* begin Data to process *

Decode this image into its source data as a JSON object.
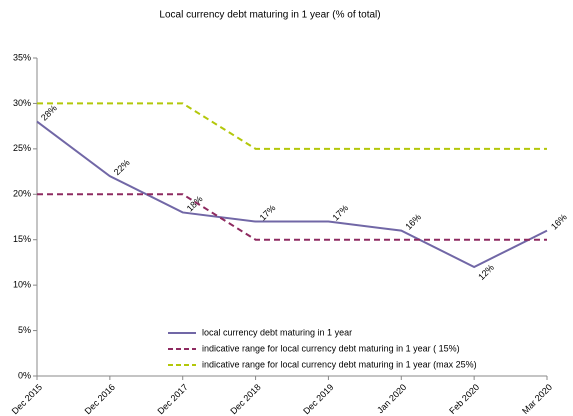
{
  "chart_data": {
    "type": "line",
    "title": "Local currency debt maturing in 1 year (% of total)",
    "categories": [
      "Dec 2015",
      "Dec 2016",
      "Dec 2017",
      "Dec 2018",
      "Dec 2019",
      "Jan 2020",
      "Feb 2020",
      "Mar 2020"
    ],
    "series": [
      {
        "name": "local currency debt maturing in 1 year",
        "color": "#7167a6",
        "dash": false,
        "values": [
          28,
          22,
          18,
          17,
          17,
          16,
          12,
          16
        ],
        "value_labels": [
          "28%",
          "22%",
          "18%",
          "17%",
          "17%",
          "16%",
          "12%",
          "16%"
        ]
      },
      {
        "name": "indicative range  for local currency debt maturing in 1 year ( 15%)",
        "color": "#8e2a60",
        "dash": true,
        "values": [
          20,
          20,
          20,
          15,
          15,
          15,
          15,
          15
        ]
      },
      {
        "name": "indicative range  for local currency debt maturing in 1 year (max 25%)",
        "color": "#b3c70a",
        "dash": true,
        "values": [
          30,
          30,
          30,
          25,
          25,
          25,
          25,
          25
        ]
      }
    ],
    "ylim": [
      0,
      35
    ],
    "yticks": [
      {
        "value": 0,
        "label": "0%"
      },
      {
        "value": 5,
        "label": "5%"
      },
      {
        "value": 10,
        "label": "10%"
      },
      {
        "value": 15,
        "label": "15%"
      },
      {
        "value": 20,
        "label": "20%"
      },
      {
        "value": 25,
        "label": "25%"
      },
      {
        "value": 30,
        "label": "30%"
      },
      {
        "value": 35,
        "label": "35%"
      }
    ],
    "grid": false
  }
}
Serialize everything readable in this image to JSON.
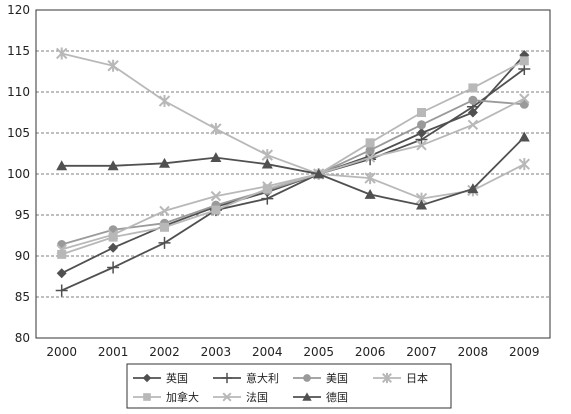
{
  "chart_data": {
    "type": "line",
    "x": [
      "2000",
      "2001",
      "2002",
      "2003",
      "2004",
      "2005",
      "2006",
      "2007",
      "2008",
      "2009"
    ],
    "ylim": [
      80,
      120
    ],
    "yticks": [
      80,
      85,
      90,
      95,
      100,
      105,
      110,
      115,
      120
    ],
    "grid": "horizontal dashed",
    "legend_position": "bottom",
    "series": [
      {
        "name": "英国",
        "marker": "diamond",
        "color": "#505050",
        "values": [
          87.9,
          91.0,
          93.7,
          96.0,
          97.8,
          100.0,
          102.2,
          105.0,
          107.5,
          114.5
        ]
      },
      {
        "name": "意大利",
        "marker": "plus",
        "color": "#505050",
        "values": [
          85.8,
          88.6,
          91.6,
          95.6,
          97.0,
          100.0,
          101.8,
          104.2,
          108.2,
          112.8
        ]
      },
      {
        "name": "美国",
        "marker": "circle",
        "color": "#9a9a9a",
        "values": [
          91.4,
          93.2,
          94.0,
          96.2,
          98.0,
          100.0,
          102.9,
          106.0,
          109.0,
          108.5
        ]
      },
      {
        "name": "日本",
        "marker": "asterisk",
        "color": "#b8b8b8",
        "values": [
          114.7,
          113.2,
          108.9,
          105.5,
          102.3,
          100.0,
          99.5,
          97.0,
          98.0,
          101.2
        ]
      },
      {
        "name": "加拿大",
        "marker": "square",
        "color": "#b8b8b8",
        "values": [
          90.2,
          92.3,
          93.5,
          95.6,
          98.2,
          100.0,
          103.8,
          107.5,
          110.5,
          113.8
        ]
      },
      {
        "name": "法国",
        "marker": "cross",
        "color": "#b8b8b8",
        "values": [
          90.8,
          92.6,
          95.5,
          97.3,
          98.5,
          100.0,
          102.0,
          103.5,
          106.0,
          109.2
        ]
      },
      {
        "name": "德国",
        "marker": "triangle",
        "color": "#505050",
        "values": [
          101.0,
          101.0,
          101.3,
          102.0,
          101.2,
          100.0,
          97.5,
          96.2,
          98.2,
          104.5
        ]
      }
    ]
  }
}
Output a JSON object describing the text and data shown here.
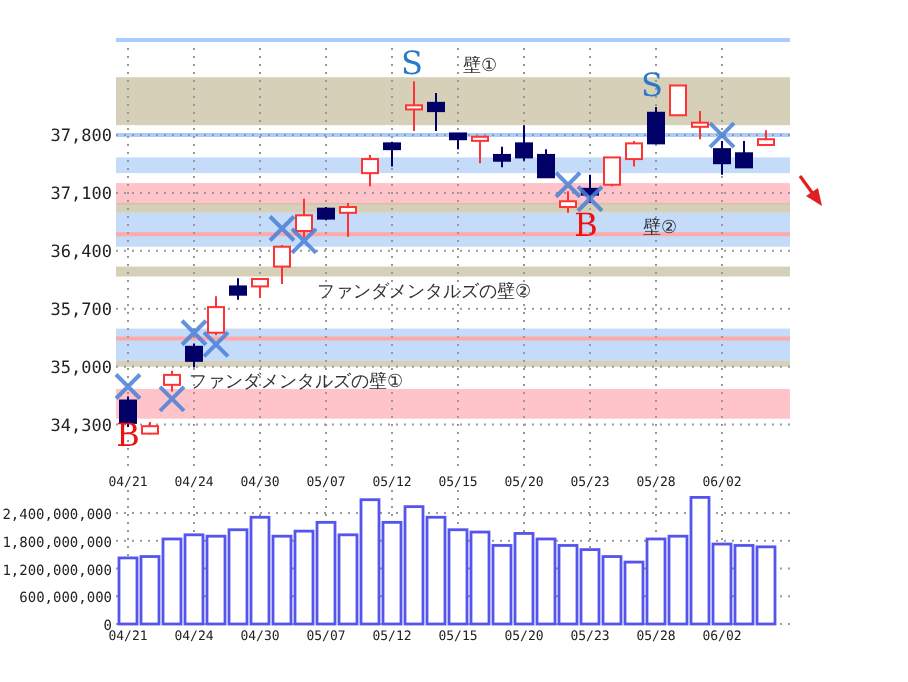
{
  "chart_data": [
    {
      "type": "candlestick",
      "categories": [
        "04/21",
        null,
        null,
        "04/24",
        null,
        null,
        "04/30",
        null,
        null,
        "05/07",
        null,
        null,
        "05/12",
        null,
        null,
        "05/15",
        null,
        null,
        "05/20",
        null,
        null,
        "05/23",
        null,
        null,
        "05/28",
        null,
        null,
        "06/02",
        null,
        null
      ],
      "ohlc": [
        [
          34590,
          34640,
          34270,
          34320
        ],
        [
          34190,
          34330,
          34180,
          34280
        ],
        [
          34780,
          34950,
          34700,
          34900
        ],
        [
          35240,
          35280,
          34990,
          35070
        ],
        [
          35410,
          35850,
          35380,
          35720
        ],
        [
          35970,
          36070,
          35810,
          35870
        ],
        [
          35970,
          36060,
          35830,
          36060
        ],
        [
          36210,
          36470,
          36000,
          36450
        ],
        [
          36640,
          37030,
          36560,
          36830
        ],
        [
          36910,
          36930,
          36770,
          36790
        ],
        [
          36860,
          36980,
          36570,
          36930
        ],
        [
          37340,
          37560,
          37180,
          37510
        ],
        [
          37700,
          37720,
          37420,
          37630
        ],
        [
          38110,
          38450,
          37850,
          38160
        ],
        [
          38190,
          38310,
          37850,
          38090
        ],
        [
          37820,
          37820,
          37630,
          37750
        ],
        [
          37730,
          37780,
          37460,
          37780
        ],
        [
          37560,
          37660,
          37410,
          37490
        ],
        [
          37700,
          37920,
          37490,
          37530
        ],
        [
          37560,
          37630,
          37290,
          37290
        ],
        [
          36930,
          37120,
          36860,
          37000
        ],
        [
          37150,
          37320,
          36980,
          37080
        ],
        [
          37200,
          37530,
          37180,
          37530
        ],
        [
          37510,
          37730,
          37420,
          37700
        ],
        [
          38070,
          38140,
          37700,
          37700
        ],
        [
          38040,
          38400,
          38040,
          38400
        ],
        [
          37900,
          38090,
          37750,
          37950
        ],
        [
          37630,
          37730,
          37320,
          37460
        ],
        [
          37580,
          37730,
          37410,
          37410
        ],
        [
          37680,
          37860,
          37680,
          37750
        ]
      ],
      "colors": [
        "#000066",
        "#ff3333",
        "#ff3333",
        "#000066",
        "#ff3333",
        "#000066",
        "#ff3333",
        "#ff3333",
        "#ff3333",
        "#000066",
        "#ff3333",
        "#ff3333",
        "#000066",
        "#ff3333",
        "#000066",
        "#000066",
        "#ff3333",
        "#000066",
        "#000066",
        "#000066",
        "#ff3333",
        "#000066",
        "#ff3333",
        "#ff3333",
        "#000066",
        "#ff3333",
        "#ff3333",
        "#000066",
        "#000066",
        "#ff3333"
      ],
      "ylim": [
        33750,
        38950
      ],
      "yticks": [
        {
          "value": 34300,
          "label": "34,300"
        },
        {
          "value": 35000,
          "label": "35,000"
        },
        {
          "value": 35700,
          "label": "35,700"
        },
        {
          "value": 36400,
          "label": "36,400"
        },
        {
          "value": 37100,
          "label": "37,100"
        },
        {
          "value": 37800,
          "label": "37,800"
        }
      ],
      "grid": true,
      "bands": [
        {
          "axis": "y",
          "from": 37920,
          "to": 38500,
          "label": "壁①",
          "color": "#c8c0a0"
        },
        {
          "axis": "y",
          "from": 37340,
          "to": 37530,
          "color": "#b0d0f8"
        },
        {
          "axis": "y",
          "from": 36960,
          "to": 37220,
          "color": "#ffb0b8"
        },
        {
          "axis": "y",
          "from": 36860,
          "to": 36980,
          "label": "壁②",
          "color": "#c8c0a0"
        },
        {
          "axis": "y",
          "from": 36450,
          "to": 36860,
          "color": "#b0d0f8"
        },
        {
          "axis": "y",
          "from": 36090,
          "to": 36210,
          "label": "ファンダメンタルズの壁②",
          "color": "#c8c0a0"
        },
        {
          "axis": "y",
          "from": 35070,
          "to": 35460,
          "color": "#b0d0f8"
        },
        {
          "axis": "y",
          "from": 35000,
          "to": 35070,
          "label": "ファンダメンタルズの壁①",
          "color": "#c8c0a0"
        },
        {
          "axis": "y",
          "from": 34370,
          "to": 34730,
          "color": "#ffb0b8"
        }
      ],
      "ref_lines": [
        {
          "axis": "y",
          "value": 37800,
          "color": "#aaccff"
        },
        {
          "axis": "y",
          "value": 36600,
          "color": "#ffaaaa"
        },
        {
          "axis": "y",
          "value": 35340,
          "color": "#ffaaaa"
        }
      ],
      "series": [
        {
          "type": "scatter",
          "marker": "cross",
          "color": "#4a7fd6",
          "values": [
            34760,
            null,
            34610,
            35410,
            35270,
            null,
            null,
            36670,
            36520,
            null,
            null,
            null,
            null,
            null,
            null,
            null,
            null,
            null,
            null,
            null,
            37200,
            37030,
            null,
            null,
            null,
            null,
            null,
            37800,
            null,
            null
          ]
        }
      ],
      "annotations": [
        "S",
        "S",
        "B",
        "B"
      ]
    },
    {
      "type": "bar",
      "categories": [
        "04/21",
        null,
        null,
        "04/24",
        null,
        null,
        "04/30",
        null,
        null,
        "05/07",
        null,
        null,
        "05/12",
        null,
        null,
        "05/15",
        null,
        null,
        "05/20",
        null,
        null,
        "05/23",
        null,
        null,
        "05/28",
        null,
        null,
        "06/02",
        null,
        null
      ],
      "values": [
        1430000000,
        1460000000,
        1840000000,
        1930000000,
        1900000000,
        2040000000,
        2310000000,
        1900000000,
        2010000000,
        2200000000,
        1930000000,
        2690000000,
        2200000000,
        2540000000,
        2310000000,
        2040000000,
        1990000000,
        1700000000,
        1960000000,
        1840000000,
        1700000000,
        1610000000,
        1460000000,
        1340000000,
        1840000000,
        1900000000,
        2740000000,
        1730000000,
        1700000000,
        1670000000
      ],
      "color": "#5555ee",
      "ylim": [
        0,
        2900000000
      ],
      "yticks": [
        0,
        {
          "value": 600000000,
          "label": "600,000,000"
        },
        {
          "value": 1200000000,
          "label": "1,200,000,000"
        },
        {
          "value": 1800000000,
          "label": "1,800,000,000"
        },
        {
          "value": 2400000000,
          "label": "2,400,000,000"
        }
      ],
      "grid": true
    }
  ]
}
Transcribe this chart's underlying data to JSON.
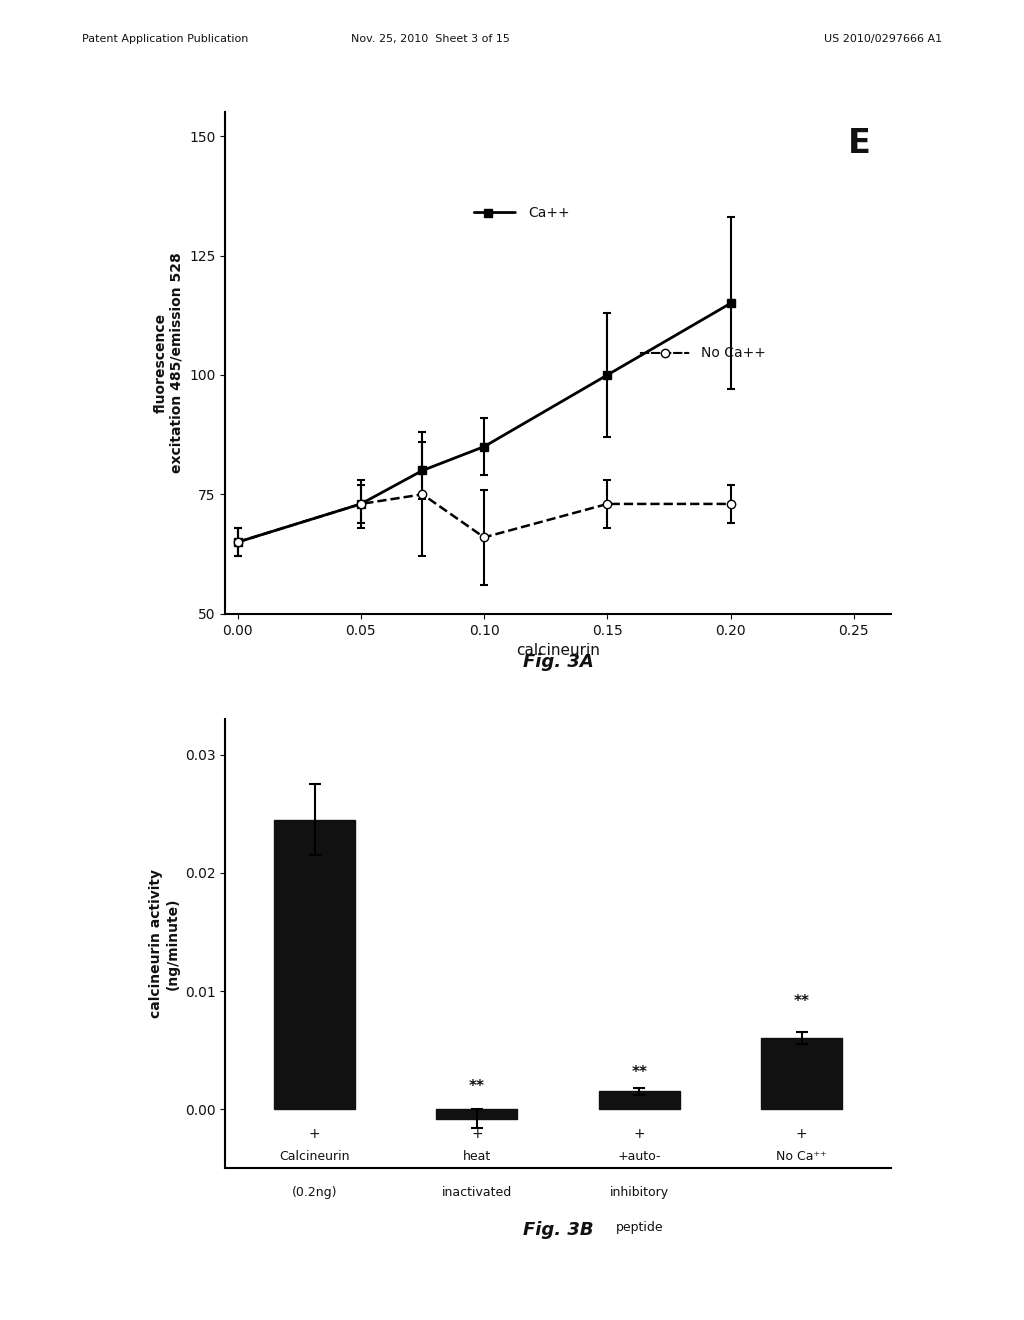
{
  "fig3a": {
    "ca_x": [
      0.0,
      0.05,
      0.075,
      0.1,
      0.15,
      0.2
    ],
    "ca_y": [
      65,
      73,
      80,
      85,
      100,
      115
    ],
    "ca_yerr": [
      3,
      5,
      6,
      6,
      13,
      18
    ],
    "noca_x": [
      0.0,
      0.05,
      0.075,
      0.1,
      0.15,
      0.2
    ],
    "noca_y": [
      65,
      73,
      75,
      66,
      73,
      73
    ],
    "noca_yerr": [
      3,
      4,
      13,
      10,
      5,
      4
    ],
    "xlabel": "calcineurin",
    "ylabel": "fluorescence\nexcitation 485/emission 528",
    "title_label": "E",
    "ylim": [
      50,
      155
    ],
    "xlim": [
      -0.005,
      0.265
    ],
    "yticks": [
      50,
      75,
      100,
      125,
      150
    ],
    "xticks": [
      0.0,
      0.05,
      0.1,
      0.15,
      0.2,
      0.25
    ],
    "legend_ca": "Ca++",
    "legend_noca": "No Ca++",
    "fig_label": "Fig. 3A"
  },
  "fig3b": {
    "bar_values": [
      0.0245,
      -0.0008,
      0.0015,
      0.006
    ],
    "bar_errors": [
      0.003,
      0.0008,
      0.0003,
      0.0005
    ],
    "bar_color": "#111111",
    "ylabel": "calcineurin activity\n(ng/minute)",
    "ylim": [
      -0.005,
      0.033
    ],
    "yticks": [
      0.0,
      0.01,
      0.02,
      0.03
    ],
    "fig_label": "Fig. 3B",
    "significance": [
      "",
      "**",
      "**",
      "**"
    ]
  },
  "header_left": "Patent Application Publication",
  "header_mid": "Nov. 25, 2010  Sheet 3 of 15",
  "header_right": "US 2010/0297666 A1",
  "bg_color": "#ffffff",
  "text_color": "#111111"
}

* end Data to process *

Written request -> Look through the data and gather every line with the string "maturing" in it.

The solution ->
    "title": "Local currency debt maturing in 1 year (% of total)",
        "name": "local currency debt maturing in 1 year",
        "name": "indicative range  for local currency debt maturing in 1 year ( 15%)",
        "name": "indicative range  for local currency debt maturing in 1 year (max 25%)",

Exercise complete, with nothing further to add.